Objective
Pictures within the data are to be left out; everything else must be reproduced exactly.

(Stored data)
============================================================

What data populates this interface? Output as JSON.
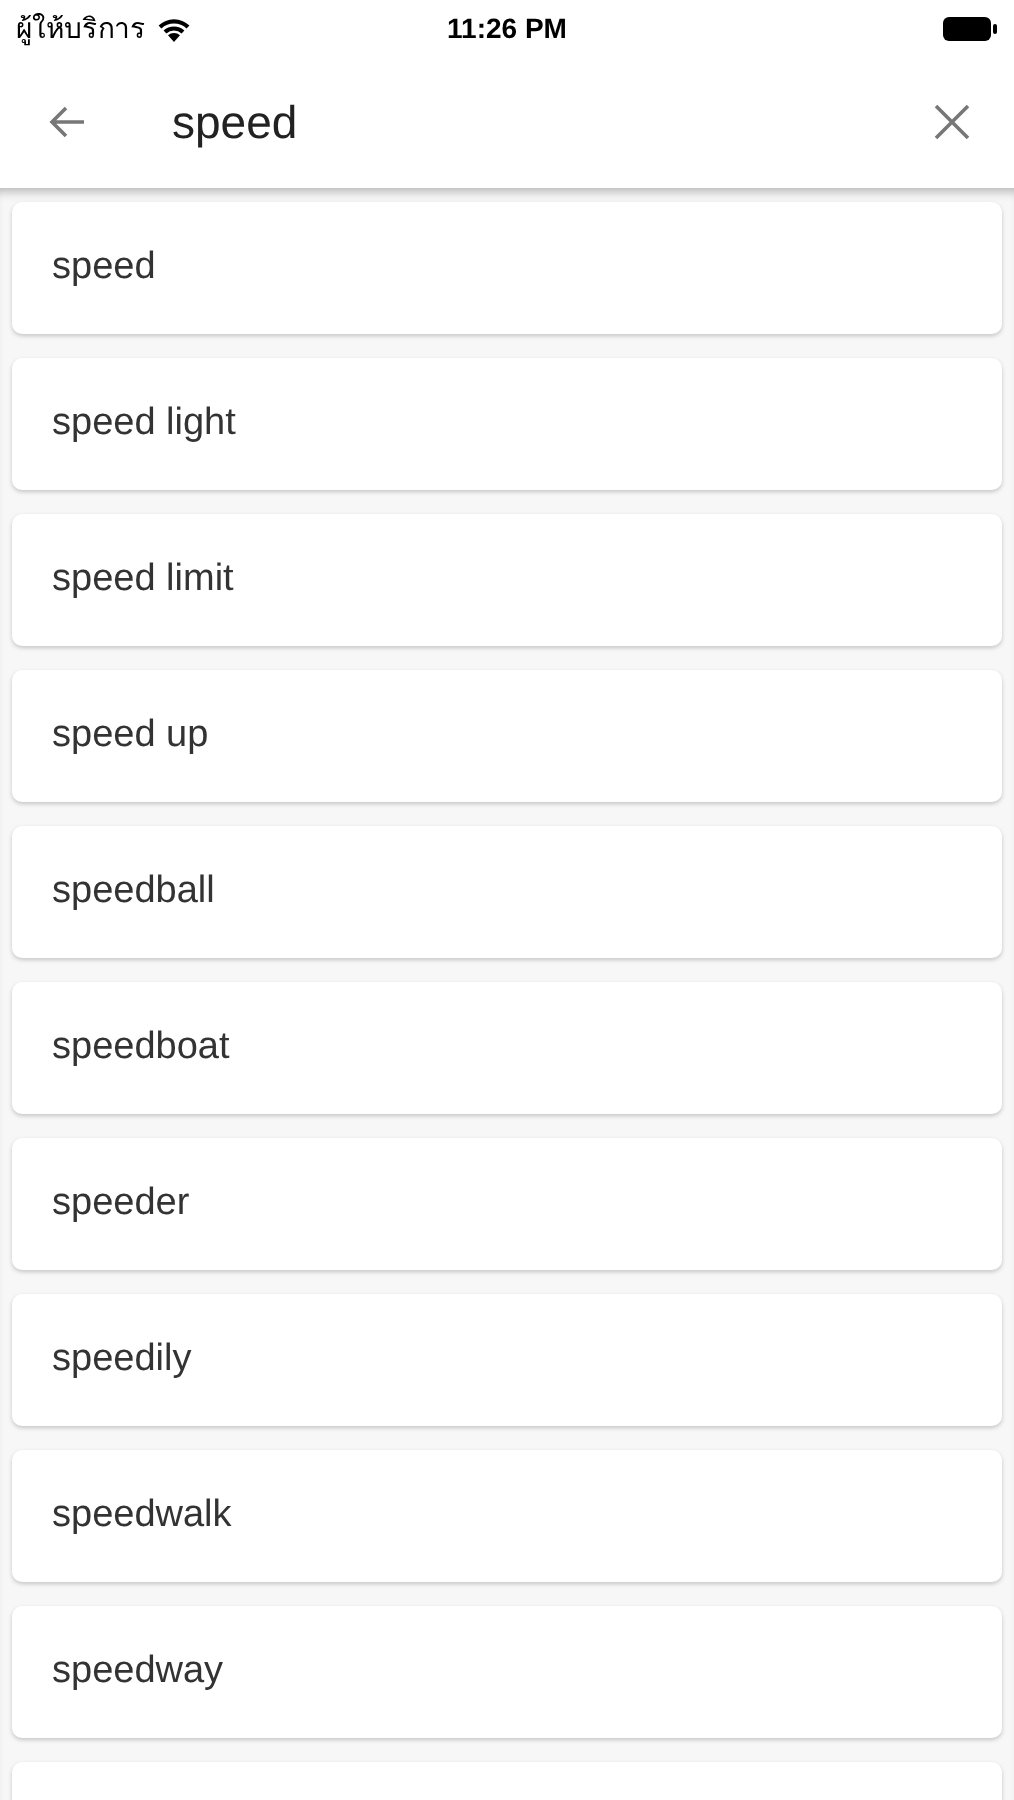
{
  "status_bar": {
    "carrier": "ผู้ให้บริการ",
    "time": "11:26 PM"
  },
  "search": {
    "value": "speed"
  },
  "suggestions": [
    {
      "text": "speed"
    },
    {
      "text": "speed light"
    },
    {
      "text": "speed limit"
    },
    {
      "text": "speed up"
    },
    {
      "text": "speedball"
    },
    {
      "text": "speedboat"
    },
    {
      "text": "speeder"
    },
    {
      "text": "speedily"
    },
    {
      "text": "speedwalk"
    },
    {
      "text": "speedway"
    }
  ]
}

============================================================

Correct response
What data populates this interface? Output as JSON.
{
  "status_bar": {
    "carrier": "ผู้ให้บริการ",
    "time": "11:26 PM"
  },
  "search": {
    "value": "speed"
  },
  "suggestions": [
    {
      "text": "speed"
    },
    {
      "text": "speed light"
    },
    {
      "text": "speed limit"
    },
    {
      "text": "speed up"
    },
    {
      "text": "speedball"
    },
    {
      "text": "speedboat"
    },
    {
      "text": "speeder"
    },
    {
      "text": "speedily"
    },
    {
      "text": "speedwalk"
    },
    {
      "text": "speedway"
    }
  ]
}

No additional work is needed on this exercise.